Data provided
⟨

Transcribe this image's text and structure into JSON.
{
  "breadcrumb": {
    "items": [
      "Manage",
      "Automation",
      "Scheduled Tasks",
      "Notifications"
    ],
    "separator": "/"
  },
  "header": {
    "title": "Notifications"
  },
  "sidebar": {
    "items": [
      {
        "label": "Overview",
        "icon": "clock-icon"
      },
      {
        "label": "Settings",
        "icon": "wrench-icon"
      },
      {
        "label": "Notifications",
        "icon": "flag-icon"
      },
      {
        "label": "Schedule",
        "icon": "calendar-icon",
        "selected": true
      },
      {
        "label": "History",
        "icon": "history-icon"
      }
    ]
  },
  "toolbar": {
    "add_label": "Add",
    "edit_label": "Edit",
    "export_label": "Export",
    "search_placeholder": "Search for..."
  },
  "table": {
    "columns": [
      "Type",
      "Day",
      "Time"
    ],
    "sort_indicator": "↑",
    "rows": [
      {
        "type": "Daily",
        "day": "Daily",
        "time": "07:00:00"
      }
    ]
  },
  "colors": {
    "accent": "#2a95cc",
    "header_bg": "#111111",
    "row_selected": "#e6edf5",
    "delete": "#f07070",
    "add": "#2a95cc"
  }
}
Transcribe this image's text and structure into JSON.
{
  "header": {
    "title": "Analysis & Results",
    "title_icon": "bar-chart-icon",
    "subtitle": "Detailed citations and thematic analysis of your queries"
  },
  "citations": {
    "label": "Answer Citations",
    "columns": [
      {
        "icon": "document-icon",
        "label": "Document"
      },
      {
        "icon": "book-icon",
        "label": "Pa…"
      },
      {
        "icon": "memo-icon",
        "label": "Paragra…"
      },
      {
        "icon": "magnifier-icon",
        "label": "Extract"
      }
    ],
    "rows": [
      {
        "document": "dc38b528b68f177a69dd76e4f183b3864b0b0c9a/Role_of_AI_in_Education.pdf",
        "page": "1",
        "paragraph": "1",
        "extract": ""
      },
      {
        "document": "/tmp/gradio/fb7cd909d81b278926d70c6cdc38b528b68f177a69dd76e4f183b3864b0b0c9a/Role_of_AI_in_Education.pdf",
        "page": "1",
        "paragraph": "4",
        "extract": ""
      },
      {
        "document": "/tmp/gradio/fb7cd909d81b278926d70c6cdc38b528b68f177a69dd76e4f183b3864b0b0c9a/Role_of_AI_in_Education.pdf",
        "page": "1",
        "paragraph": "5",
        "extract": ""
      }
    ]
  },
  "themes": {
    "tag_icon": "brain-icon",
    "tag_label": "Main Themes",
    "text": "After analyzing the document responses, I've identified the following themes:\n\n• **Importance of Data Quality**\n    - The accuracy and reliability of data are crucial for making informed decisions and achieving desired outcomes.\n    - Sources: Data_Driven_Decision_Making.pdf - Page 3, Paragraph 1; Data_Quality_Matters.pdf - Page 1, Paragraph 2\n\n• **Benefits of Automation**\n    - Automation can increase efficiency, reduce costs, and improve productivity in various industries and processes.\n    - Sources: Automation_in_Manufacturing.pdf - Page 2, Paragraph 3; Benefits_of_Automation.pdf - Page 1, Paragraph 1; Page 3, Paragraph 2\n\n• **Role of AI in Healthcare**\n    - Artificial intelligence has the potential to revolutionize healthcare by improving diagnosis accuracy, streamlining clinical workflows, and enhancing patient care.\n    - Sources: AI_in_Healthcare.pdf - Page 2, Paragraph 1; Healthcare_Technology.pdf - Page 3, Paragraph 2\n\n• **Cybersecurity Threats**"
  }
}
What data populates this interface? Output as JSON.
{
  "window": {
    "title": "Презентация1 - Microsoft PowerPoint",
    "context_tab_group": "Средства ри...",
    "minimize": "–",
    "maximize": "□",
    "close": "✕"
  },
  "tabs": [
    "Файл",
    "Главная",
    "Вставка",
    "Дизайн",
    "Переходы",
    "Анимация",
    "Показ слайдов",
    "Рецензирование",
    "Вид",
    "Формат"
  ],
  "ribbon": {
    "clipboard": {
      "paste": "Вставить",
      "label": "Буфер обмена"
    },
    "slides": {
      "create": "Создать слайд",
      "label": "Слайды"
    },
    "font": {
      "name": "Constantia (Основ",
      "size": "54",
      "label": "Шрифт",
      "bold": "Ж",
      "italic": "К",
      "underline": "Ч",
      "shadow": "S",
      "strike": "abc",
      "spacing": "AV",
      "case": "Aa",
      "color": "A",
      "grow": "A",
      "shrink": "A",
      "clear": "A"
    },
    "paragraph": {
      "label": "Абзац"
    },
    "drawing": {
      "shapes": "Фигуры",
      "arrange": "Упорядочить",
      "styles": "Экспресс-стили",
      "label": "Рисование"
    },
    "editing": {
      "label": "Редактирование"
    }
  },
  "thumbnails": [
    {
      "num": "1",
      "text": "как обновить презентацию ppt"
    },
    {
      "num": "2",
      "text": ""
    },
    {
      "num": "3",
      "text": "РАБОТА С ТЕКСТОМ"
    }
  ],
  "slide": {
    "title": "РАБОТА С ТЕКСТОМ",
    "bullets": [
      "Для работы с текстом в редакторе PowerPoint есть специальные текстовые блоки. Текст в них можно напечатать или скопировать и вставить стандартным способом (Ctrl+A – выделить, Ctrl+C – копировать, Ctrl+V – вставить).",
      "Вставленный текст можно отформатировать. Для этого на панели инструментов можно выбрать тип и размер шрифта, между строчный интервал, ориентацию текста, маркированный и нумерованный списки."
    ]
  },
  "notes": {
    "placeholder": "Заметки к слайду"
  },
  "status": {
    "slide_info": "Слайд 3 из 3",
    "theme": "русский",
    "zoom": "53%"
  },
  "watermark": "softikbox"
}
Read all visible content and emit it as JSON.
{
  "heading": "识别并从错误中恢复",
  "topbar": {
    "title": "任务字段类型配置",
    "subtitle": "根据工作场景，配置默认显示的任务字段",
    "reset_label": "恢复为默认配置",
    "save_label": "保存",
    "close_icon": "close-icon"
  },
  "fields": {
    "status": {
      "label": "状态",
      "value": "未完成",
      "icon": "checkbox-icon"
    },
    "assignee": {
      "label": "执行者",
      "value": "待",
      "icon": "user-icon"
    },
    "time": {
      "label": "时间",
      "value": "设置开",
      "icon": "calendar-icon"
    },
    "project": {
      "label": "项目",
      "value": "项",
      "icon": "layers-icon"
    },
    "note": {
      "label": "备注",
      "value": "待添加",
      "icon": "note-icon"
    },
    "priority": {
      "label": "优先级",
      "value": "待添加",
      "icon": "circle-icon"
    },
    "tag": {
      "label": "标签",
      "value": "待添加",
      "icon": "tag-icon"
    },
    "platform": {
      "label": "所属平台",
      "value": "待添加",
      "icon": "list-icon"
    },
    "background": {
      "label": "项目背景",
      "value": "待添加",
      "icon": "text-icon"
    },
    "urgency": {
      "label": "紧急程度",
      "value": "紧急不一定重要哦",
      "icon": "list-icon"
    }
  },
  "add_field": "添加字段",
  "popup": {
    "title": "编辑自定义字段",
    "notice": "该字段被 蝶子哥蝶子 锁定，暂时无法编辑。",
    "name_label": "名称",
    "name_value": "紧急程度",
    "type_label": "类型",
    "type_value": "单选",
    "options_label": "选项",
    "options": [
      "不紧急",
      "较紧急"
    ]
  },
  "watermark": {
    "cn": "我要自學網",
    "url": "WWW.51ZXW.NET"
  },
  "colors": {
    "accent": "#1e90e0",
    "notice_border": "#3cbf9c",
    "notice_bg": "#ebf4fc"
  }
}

⟩

Direction
Return each entry from above without altering a single character.

Expected output
Transcribe this image's text and structure into JSON.
{
  "breadcrumb": {
    "items": [
      "Manage",
      "Automation",
      "Scheduled Tasks",
      "Notifications"
    ],
    "separator": "/"
  },
  "header": {
    "title": "Notifications"
  },
  "sidebar": {
    "items": [
      {
        "label": "Overview",
        "icon": "clock-icon"
      },
      {
        "label": "Settings",
        "icon": "wrench-icon"
      },
      {
        "label": "Notifications",
        "icon": "flag-icon"
      },
      {
        "label": "Schedule",
        "icon": "calendar-icon",
        "selected": true
      },
      {
        "label": "History",
        "icon": "history-icon"
      }
    ]
  },
  "toolbar": {
    "add_label": "Add",
    "edit_label": "Edit",
    "export_label": "Export",
    "search_placeholder": "Search for..."
  },
  "table": {
    "columns": [
      "Type",
      "Day",
      "Time"
    ],
    "sort_indicator": "↑",
    "rows": [
      {
        "type": "Daily",
        "day": "Daily",
        "time": "07:00:00"
      }
    ]
  },
  "colors": {
    "accent": "#2a95cc",
    "header_bg": "#111111",
    "row_selected": "#e6edf5",
    "delete": "#f07070",
    "add": "#2a95cc"
  }
}
Transcribe this image's text and structure into JSON.
{
  "header": {
    "title": "Analysis & Results",
    "title_icon": "bar-chart-icon",
    "subtitle": "Detailed citations and thematic analysis of your queries"
  },
  "citations": {
    "label": "Answer Citations",
    "columns": [
      {
        "icon": "document-icon",
        "label": "Document"
      },
      {
        "icon": "book-icon",
        "label": "Pa…"
      },
      {
        "icon": "memo-icon",
        "label": "Paragra…"
      },
      {
        "icon": "magnifier-icon",
        "label": "Extract"
      }
    ],
    "rows": [
      {
        "document": "dc38b528b68f177a69dd76e4f183b3864b0b0c9a/Role_of_AI_in_Education.pdf",
        "page": "1",
        "paragraph": "1",
        "extract": ""
      },
      {
        "document": "/tmp/gradio/fb7cd909d81b278926d70c6cdc38b528b68f177a69dd76e4f183b3864b0b0c9a/Role_of_AI_in_Education.pdf",
        "page": "1",
        "paragraph": "4",
        "extract": ""
      },
      {
        "document": "/tmp/gradio/fb7cd909d81b278926d70c6cdc38b528b68f177a69dd76e4f183b3864b0b0c9a/Role_of_AI_in_Education.pdf",
        "page": "1",
        "paragraph": "5",
        "extract": ""
      }
    ]
  },
  "themes": {
    "tag_icon": "brain-icon",
    "tag_label": "Main Themes",
    "text": "After analyzing the document responses, I've identified the following themes:\n\n• **Importance of Data Quality**\n    - The accuracy and reliability of data are crucial for making informed decisions and achieving desired outcomes.\n    - Sources: Data_Driven_Decision_Making.pdf - Page 3, Paragraph 1; Data_Quality_Matters.pdf - Page 1, Paragraph 2\n\n• **Benefits of Automation**\n    - Automation can increase efficiency, reduce costs, and improve productivity in various industries and processes.\n    - Sources: Automation_in_Manufacturing.pdf - Page 2, Paragraph 3; Benefits_of_Automation.pdf - Page 1, Paragraph 1; Page 3, Paragraph 2\n\n• **Role of AI in Healthcare**\n    - Artificial intelligence has the potential to revolutionize healthcare by improving diagnosis accuracy, streamlining clinical workflows, and enhancing patient care.\n    - Sources: AI_in_Healthcare.pdf - Page 2, Paragraph 1; Healthcare_Technology.pdf - Page 3, Paragraph 2\n\n• **Cybersecurity Threats**"
  }
}
What data populates this interface? Output as JSON.
{
  "window": {
    "title": "Презентация1 - Microsoft PowerPoint",
    "context_tab_group": "Средства ри...",
    "minimize": "–",
    "maximize": "□",
    "close": "✕"
  },
  "tabs": [
    "Файл",
    "Главная",
    "Вставка",
    "Дизайн",
    "Переходы",
    "Анимация",
    "Показ слайдов",
    "Рецензирование",
    "Вид",
    "Формат"
  ],
  "ribbon": {
    "clipboard": {
      "paste": "Вставить",
      "label": "Буфер обмена"
    },
    "slides": {
      "create": "Создать слайд",
      "label": "Слайды"
    },
    "font": {
      "name": "Constantia (Основ",
      "size": "54",
      "label": "Шрифт",
      "bold": "Ж",
      "italic": "К",
      "underline": "Ч",
      "shadow": "S",
      "strike": "abc",
      "spacing": "AV",
      "case": "Aa",
      "color": "A",
      "grow": "A",
      "shrink": "A",
      "clear": "A"
    },
    "paragraph": {
      "label": "Абзац"
    },
    "drawing": {
      "shapes": "Фигуры",
      "arrange": "Упорядочить",
      "styles": "Экспресс-стили",
      "label": "Рисование"
    },
    "editing": {
      "label": "Редактирование"
    }
  },
  "thumbnails": [
    {
      "num": "1",
      "text": "как обновить презентацию ppt"
    },
    {
      "num": "2",
      "text": ""
    },
    {
      "num": "3",
      "text": "РАБОТА С ТЕКСТОМ"
    }
  ],
  "slide": {
    "title": "РАБОТА С ТЕКСТОМ",
    "bullets": [
      "Для работы с текстом в редакторе PowerPoint есть специальные текстовые блоки. Текст в них можно напечатать или скопировать и вставить стандартным способом (Ctrl+A – выделить, Ctrl+C – копировать, Ctrl+V – вставить).",
      "Вставленный текст можно отформатировать. Для этого на панели инструментов можно выбрать тип и размер шрифта, между строчный интервал, ориентацию текста, маркированный и нумерованный списки."
    ]
  },
  "notes": {
    "placeholder": "Заметки к слайду"
  },
  "status": {
    "slide_info": "Слайд 3 из 3",
    "theme": "русский",
    "zoom": "53%"
  },
  "watermark": "softikbox"
}
Read all visible content and emit it as JSON.
{
  "heading": "识别并从错误中恢复",
  "topbar": {
    "title": "任务字段类型配置",
    "subtitle": "根据工作场景，配置默认显示的任务字段",
    "reset_label": "恢复为默认配置",
    "save_label": "保存",
    "close_icon": "close-icon"
  },
  "fields": {
    "status": {
      "label": "状态",
      "value": "未完成",
      "icon": "checkbox-icon"
    },
    "assignee": {
      "label": "执行者",
      "value": "待",
      "icon": "user-icon"
    },
    "time": {
      "label": "时间",
      "value": "设置开",
      "icon": "calendar-icon"
    },
    "project": {
      "label": "项目",
      "value": "项",
      "icon": "layers-icon"
    },
    "note": {
      "label": "备注",
      "value": "待添加",
      "icon": "note-icon"
    },
    "priority": {
      "label": "优先级",
      "value": "待添加",
      "icon": "circle-icon"
    },
    "tag": {
      "label": "标签",
      "value": "待添加",
      "icon": "tag-icon"
    },
    "platform": {
      "label": "所属平台",
      "value": "待添加",
      "icon": "list-icon"
    },
    "background": {
      "label": "项目背景",
      "value": "待添加",
      "icon": "text-icon"
    },
    "urgency": {
      "label": "紧急程度",
      "value": "紧急不一定重要哦",
      "icon": "list-icon"
    }
  },
  "add_field": "添加字段",
  "popup": {
    "title": "编辑自定义字段",
    "notice": "该字段被 蝶子哥蝶子 锁定，暂时无法编辑。",
    "name_label": "名称",
    "name_value": "紧急程度",
    "type_label": "类型",
    "type_value": "单选",
    "options_label": "选项",
    "options": [
      "不紧急",
      "较紧急"
    ]
  },
  "watermark": {
    "cn": "我要自學網",
    "url": "WWW.51ZXW.NET"
  },
  "colors": {
    "accent": "#1e90e0",
    "notice_border": "#3cbf9c",
    "notice_bg": "#ebf4fc"
  }
}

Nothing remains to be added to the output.